**DIRECTION:** Write out the listing below in full and exactly, leaving out every picture.

Data excerpts:
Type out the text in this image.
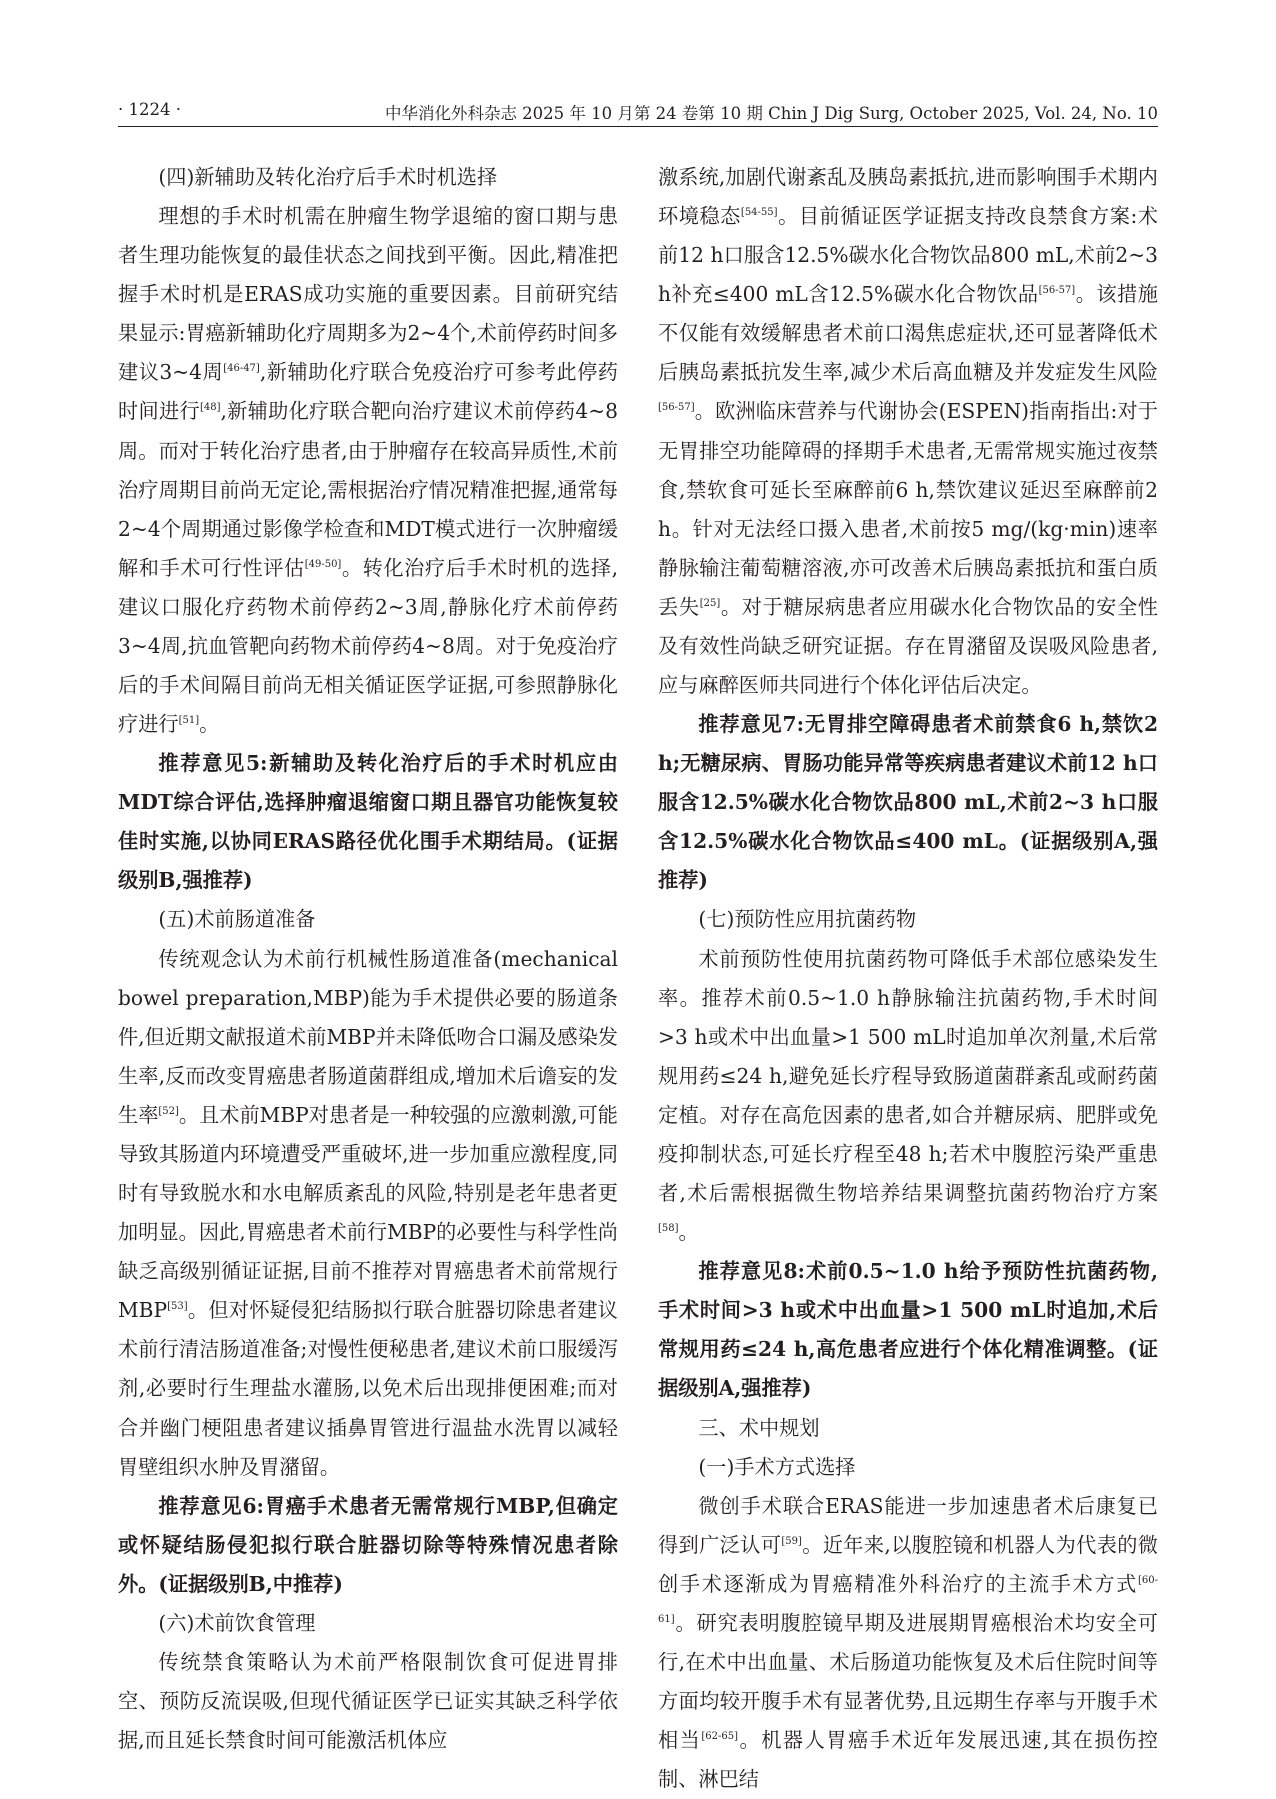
· 1224 ·	中华消化外科杂志 2025 年 10 月第 24 卷第 10 期 Chin J Dig Surg, October 2025, Vol. 24, No. 10

(四)新辅助及转化治疗后手术时机选择

理想的手术时机需在肿瘤生物学退缩的窗口期与患者生理功能恢复的最佳状态之间找到平衡。因此,精准把握手术时机是ERAS成功实施的重要因素。目前研究结果显示:胃癌新辅助化疗周期多为2~4个,术前停药时间多建议3~4周[46-47],新辅助化疗联合免疫治疗可参考此停药时间进行[48],新辅助化疗联合靶向治疗建议术前停药4~8周。而对于转化治疗患者,由于肿瘤存在较高异质性,术前治疗周期目前尚无定论,需根据治疗情况精准把握,通常每2~4个周期通过影像学检查和MDT模式进行一次肿瘤缓解和手术可行性评估[49-50]。转化治疗后手术时机的选择,建议口服化疗药物术前停药2~3周,静脉化疗术前停药3~4周,抗血管靶向药物术前停药4~8周。对于免疫治疗后的手术间隔目前尚无相关循证医学证据,可参照静脉化疗进行[51]。

推荐意见5:新辅助及转化治疗后的手术时机应由MDT综合评估,选择肿瘤退缩窗口期且器官功能恢复较佳时实施,以协同ERAS路径优化围手术期结局。(证据级别B,强推荐)

(五)术前肠道准备

传统观念认为术前行机械性肠道准备(mechanical bowel preparation,MBP)能为手术提供必要的肠道条件,但近期文献报道术前MBP并未降低吻合口漏及感染发生率,反而改变胃癌患者肠道菌群组成,增加术后谵妄的发生率[52]。且术前MBP对患者是一种较强的应激刺激,可能导致其肠道内环境遭受严重破坏,进一步加重应激程度,同时有导致脱水和水电解质紊乱的风险,特别是老年患者更加明显。因此,胃癌患者术前行MBP的必要性与科学性尚缺乏高级别循证证据,目前不推荐对胃癌患者术前常规行MBP[53]。但对怀疑侵犯结肠拟行联合脏器切除患者建议术前行清洁肠道准备;对慢性便秘患者,建议术前口服缓泻剂,必要时行生理盐水灌肠,以免术后出现排便困难;而对合并幽门梗阻患者建议插鼻胃管进行温盐水洗胃以减轻胃壁组织水肿及胃潴留。

推荐意见6:胃癌手术患者无需常规行MBP,但确定或怀疑结肠侵犯拟行联合脏器切除等特殊情况患者除外。(证据级别B,中推荐)

(六)术前饮食管理

传统禁食策略认为术前严格限制饮食可促进胃排空、预防反流误吸,但现代循证医学已证实其缺乏科学依据,而且延长禁食时间可能激活机体应

激系统,加剧代谢紊乱及胰岛素抵抗,进而影响围手术期内环境稳态[54-55]。目前循证医学证据支持改良禁食方案:术前12 h口服含12.5%碳水化合物饮品800 mL,术前2~3 h补充≤400 mL含12.5%碳水化合物饮品[56-57]。该措施不仅能有效缓解患者术前口渴焦虑症状,还可显著降低术后胰岛素抵抗发生率,减少术后高血糖及并发症发生风险[56-57]。欧洲临床营养与代谢协会(ESPEN)指南指出:对于无胃排空功能障碍的择期手术患者,无需常规实施过夜禁食,禁软食可延长至麻醉前6 h,禁饮建议延迟至麻醉前2 h。针对无法经口摄入患者,术前按5 mg/(kg·min)速率静脉输注葡萄糖溶液,亦可改善术后胰岛素抵抗和蛋白质丢失[25]。对于糖尿病患者应用碳水化合物饮品的安全性及有效性尚缺乏研究证据。存在胃潴留及误吸风险患者,应与麻醉医师共同进行个体化评估后决定。

推荐意见7:无胃排空障碍患者术前禁食6 h,禁饮2 h;无糖尿病、胃肠功能异常等疾病患者建议术前12 h口服含12.5%碳水化合物饮品800 mL,术前2~3 h口服含12.5%碳水化合物饮品≤400 mL。(证据级别A,强推荐)

(七)预防性应用抗菌药物

术前预防性使用抗菌药物可降低手术部位感染发生率。推荐术前0.5~1.0 h静脉输注抗菌药物,手术时间>3 h或术中出血量>1 500 mL时追加单次剂量,术后常规用药≤24 h,避免延长疗程导致肠道菌群紊乱或耐药菌定植。对存在高危因素的患者,如合并糖尿病、肥胖或免疫抑制状态,可延长疗程至48 h;若术中腹腔污染严重患者,术后需根据微生物培养结果调整抗菌药物治疗方案[58]。

推荐意见8:术前0.5~1.0 h给予预防性抗菌药物,手术时间>3 h或术中出血量>1 500 mL时追加,术后常规用药≤24 h,高危患者应进行个体化精准调整。(证据级别A,强推荐)

三、术中规划

(一)手术方式选择

微创手术联合ERAS能进一步加速患者术后康复已得到广泛认可[59]。近年来,以腹腔镜和机器人为代表的微创手术逐渐成为胃癌精准外科治疗的主流手术方式[60-61]。研究表明腹腔镜早期及进展期胃癌根治术均安全可行,在术中出血量、术后肠道功能恢复及术后住院时间等方面均较开腹手术有显著优势,且远期生存率与开腹手术相当[62-65]。机器人胃癌手术近年发展迅速,其在损伤控制、淋巴结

**RESULT OF THE EXERCISE:**
Type out the text in this image.
· 1224 ·	中华消化外科杂志 2025 年 10 月第 24 卷第 10 期 Chin J Dig Surg, October 2025, Vol. 24, No. 10

(四)新辅助及转化治疗后手术时机选择

理想的手术时机需在肿瘤生物学退缩的窗口期与患者生理功能恢复的最佳状态之间找到平衡。因此,精准把握手术时机是ERAS成功实施的重要因素。目前研究结果显示:胃癌新辅助化疗周期多为2~4个,术前停药时间多建议3~4周[46-47],新辅助化疗联合免疫治疗可参考此停药时间进行[48],新辅助化疗联合靶向治疗建议术前停药4~8周。而对于转化治疗患者,由于肿瘤存在较高异质性,术前治疗周期目前尚无定论,需根据治疗情况精准把握,通常每2~4个周期通过影像学检查和MDT模式进行一次肿瘤缓解和手术可行性评估[49-50]。转化治疗后手术时机的选择,建议口服化疗药物术前停药2~3周,静脉化疗术前停药3~4周,抗血管靶向药物术前停药4~8周。对于免疫治疗后的手术间隔目前尚无相关循证医学证据,可参照静脉化疗进行[51]。

推荐意见5:新辅助及转化治疗后的手术时机应由MDT综合评估,选择肿瘤退缩窗口期且器官功能恢复较佳时实施,以协同ERAS路径优化围手术期结局。(证据级别B,强推荐)

(五)术前肠道准备

传统观念认为术前行机械性肠道准备(mechanical bowel preparation,MBP)能为手术提供必要的肠道条件,但近期文献报道术前MBP并未降低吻合口漏及感染发生率,反而改变胃癌患者肠道菌群组成,增加术后谵妄的发生率[52]。且术前MBP对患者是一种较强的应激刺激,可能导致其肠道内环境遭受严重破坏,进一步加重应激程度,同时有导致脱水和水电解质紊乱的风险,特别是老年患者更加明显。因此,胃癌患者术前行MBP的必要性与科学性尚缺乏高级别循证证据,目前不推荐对胃癌患者术前常规行MBP[53]。但对怀疑侵犯结肠拟行联合脏器切除患者建议术前行清洁肠道准备;对慢性便秘患者,建议术前口服缓泻剂,必要时行生理盐水灌肠,以免术后出现排便困难;而对合并幽门梗阻患者建议插鼻胃管进行温盐水洗胃以减轻胃壁组织水肿及胃潴留。

推荐意见6:胃癌手术患者无需常规行MBP,但确定或怀疑结肠侵犯拟行联合脏器切除等特殊情况患者除外。(证据级别B,中推荐)

(六)术前饮食管理

传统禁食策略认为术前严格限制饮食可促进胃排空、预防反流误吸,但现代循证医学已证实其缺乏科学依据,而且延长禁食时间可能激活机体应

激系统,加剧代谢紊乱及胰岛素抵抗,进而影响围手术期内环境稳态[54-55]。目前循证医学证据支持改良禁食方案:术前12 h口服含12.5%碳水化合物饮品800 mL,术前2~3 h补充≤400 mL含12.5%碳水化合物饮品[56-57]。该措施不仅能有效缓解患者术前口渴焦虑症状,还可显著降低术后胰岛素抵抗发生率,减少术后高血糖及并发症发生风险[56-57]。欧洲临床营养与代谢协会(ESPEN)指南指出:对于无胃排空功能障碍的择期手术患者,无需常规实施过夜禁食,禁软食可延长至麻醉前6 h,禁饮建议延迟至麻醉前2 h。针对无法经口摄入患者,术前按5 mg/(kg·min)速率静脉输注葡萄糖溶液,亦可改善术后胰岛素抵抗和蛋白质丢失[25]。对于糖尿病患者应用碳水化合物饮品的安全性及有效性尚缺乏研究证据。存在胃潴留及误吸风险患者,应与麻醉医师共同进行个体化评估后决定。

推荐意见7:无胃排空障碍患者术前禁食6 h,禁饮2 h;无糖尿病、胃肠功能异常等疾病患者建议术前12 h口服含12.5%碳水化合物饮品800 mL,术前2~3 h口服含12.5%碳水化合物饮品≤400 mL。(证据级别A,强推荐)

(七)预防性应用抗菌药物

术前预防性使用抗菌药物可降低手术部位感染发生率。推荐术前0.5~1.0 h静脉输注抗菌药物,手术时间>3 h或术中出血量>1 500 mL时追加单次剂量,术后常规用药≤24 h,避免延长疗程导致肠道菌群紊乱或耐药菌定植。对存在高危因素的患者,如合并糖尿病、肥胖或免疫抑制状态,可延长疗程至48 h;若术中腹腔污染严重患者,术后需根据微生物培养结果调整抗菌药物治疗方案[58]。

推荐意见8:术前0.5~1.0 h给予预防性抗菌药物,手术时间>3 h或术中出血量>1 500 mL时追加,术后常规用药≤24 h,高危患者应进行个体化精准调整。(证据级别A,强推荐)

三、术中规划

(一)手术方式选择

微创手术联合ERAS能进一步加速患者术后康复已得到广泛认可[59]。近年来,以腹腔镜和机器人为代表的微创手术逐渐成为胃癌精准外科治疗的主流手术方式[60-61]。研究表明腹腔镜早期及进展期胃癌根治术均安全可行,在术中出血量、术后肠道功能恢复及术后住院时间等方面均较开腹手术有显著优势,且远期生存率与开腹手术相当[62-65]。机器人胃癌手术近年发展迅速,其在损伤控制、淋巴结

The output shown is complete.